## What to work on:
Show only lines that include "Council".

## Supplied records:
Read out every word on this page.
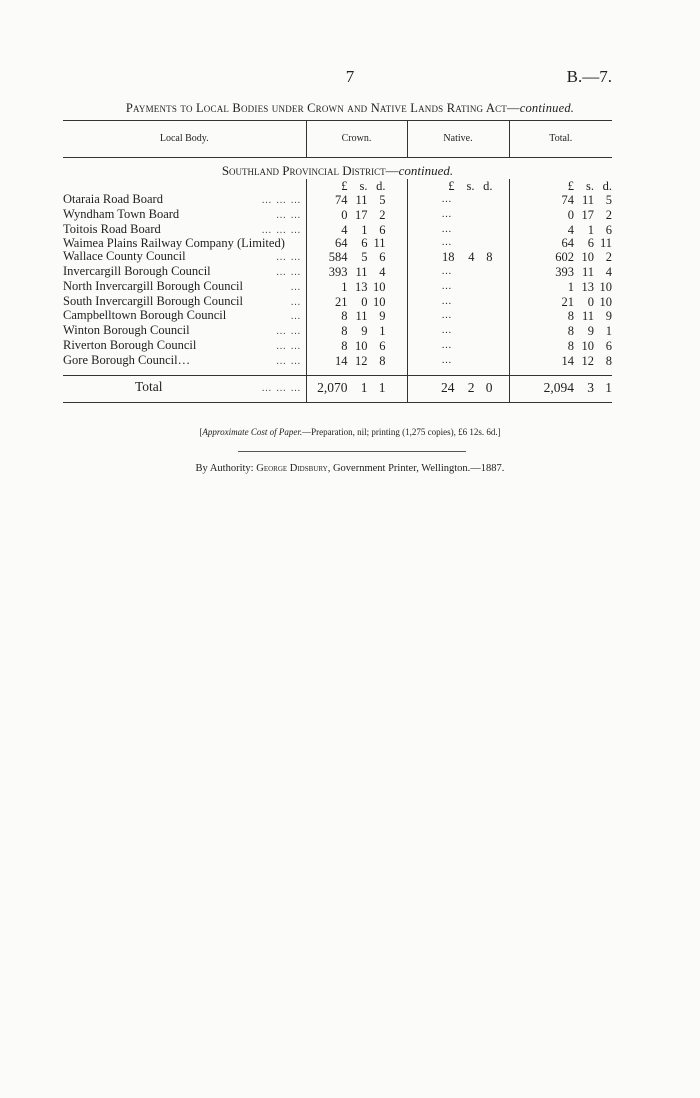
7	B.—7.
Payments to Local Bodies under Crown and Native Lands Rating Act—continued.
Local Body.	Crown.	Native.	Total.
Southland Provincial District—continued.			

	£ s. d.	£ s. d.	£ s. d.

Otaraia Road Board … … …	74 11 5	…	74 11 5

Wyndham Town Board … …	0 17 2	…	0 17 2

Toitois Road Board … … …	4 1 6	…	4 1 6

Waimea Plains Railway Company (Limited)	64 6 11	…	64 6 11

Wallace County Council … …	584 5 6	18 4 8	602 10 2

Invercargill Borough Council … …	393 11 4	…	393 11 4

North Invercargill Borough Council …	1 13 10	…	1 13 10

South Invercargill Borough Council …	21 0 10	…	21 0 10

Campbelltown Borough Council …	8 11 9	…	8 11 9

Winton Borough Council … …	8 9 1	…	8 9 1

Riverton Borough Council … …	8 10 6	…	8 10 6

Gore Borough Council… … …	14 12 8	…	14 12 8

Total … … …	2,070 1 1	24 2 0	2,094 3 1
[Approximate Cost of Paper.—Preparation, nil; printing (1,275 copies), £6 12s. 6d.]
By Authority: George Didsbury, Government Printer, Wellington.—1887.
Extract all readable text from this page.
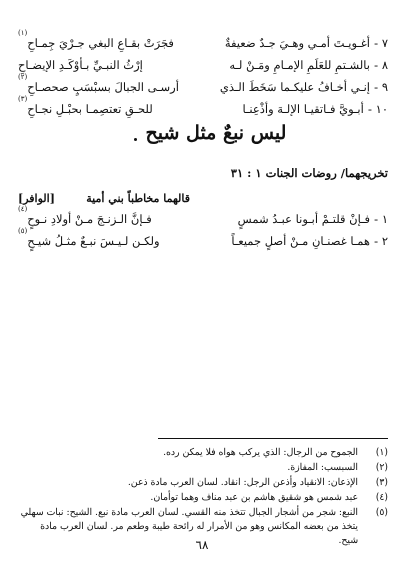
٧ -
أغـويـتَ أمـي وهـيَ جـدٌ ضعيفةٌ
فجَرَتْ بقـاعِ البغي جـرْيَ جِمـاحِ
(١)
٨ -
بالشـتمِ للعَلَمِ الإمـامِ ومَـنْ لـه
إرْثُ النبـيِّ بـأوْكَـدِ الإيضـاحِ
٩ -
إنـي أخـافُ عليكـما سَخَطَ الـذي
أرسـى الجبالَ بسبْسَبٍ صحصـاحِ
(٢)
١٠ -
أبـويَّ فـاتقيـا الإلـهَ وأذْعِنـا
للحـقِ تعتصِمـا بحبْـلِ نجـاحِ
(٣)
ليس نبعٌ مثل شيح
تخريجهما/ روضات الجنات ١ : ٣١
قالهما مخاطباً بني أمية
[الوافر]
١ -
فـإنْ قلتـمْ أبـونا عبـدُ شمسٍ
فـإنَّ الـزنـجَ مـنْ أولادِ نـوحٍ
(٤)
٢ -
همـا غصنـانِ مـنْ أصلٍ جميعـاً
ولكـن لـيـسَ نبـعٌ مثـلُ شيـحٍ
(٥)
(١)
الجموح من الرجال: الذي يركب هواه فلا يمكن رده.
(٢)
السبسب: المفازة.
(٣)
الإذعان: الانقياد وأذعن الرجل: انقاد. لسان العرب مادة ذعن.
(٤)
عبد شمس هو شقيق هاشم بن عبد مناف وهما توأمان.
(٥)
النبع: شجر من أشجار الجبال تتخذ منه القسي. لسان العرب مادة نبع. الشيح: نبات سهلي يتخذ من بعضه المكانس وهو من الأمرار له رائحة طيبة وطعم مر. لسان العرب مادة شيح.
٦٨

## Full answer:
Wallace County Council … …	584 5 6	18 4 8	602 10 2
Invercargill Borough Council … …	393 11 4	…	393 11 4
North Invercargill Borough Council …	1 13 10	…	1 13 10
South Invercargill Borough Council …	21 0 10	…	21 0 10
Campbelltown Borough Council …	8 11 9	…	8 11 9
Winton Borough Council … …	8 9 1	…	8 9 1
Riverton Borough Council … …	8 10 6	…	8 10 6
Gore Borough Council… … …	14 12 8	…	14 12 8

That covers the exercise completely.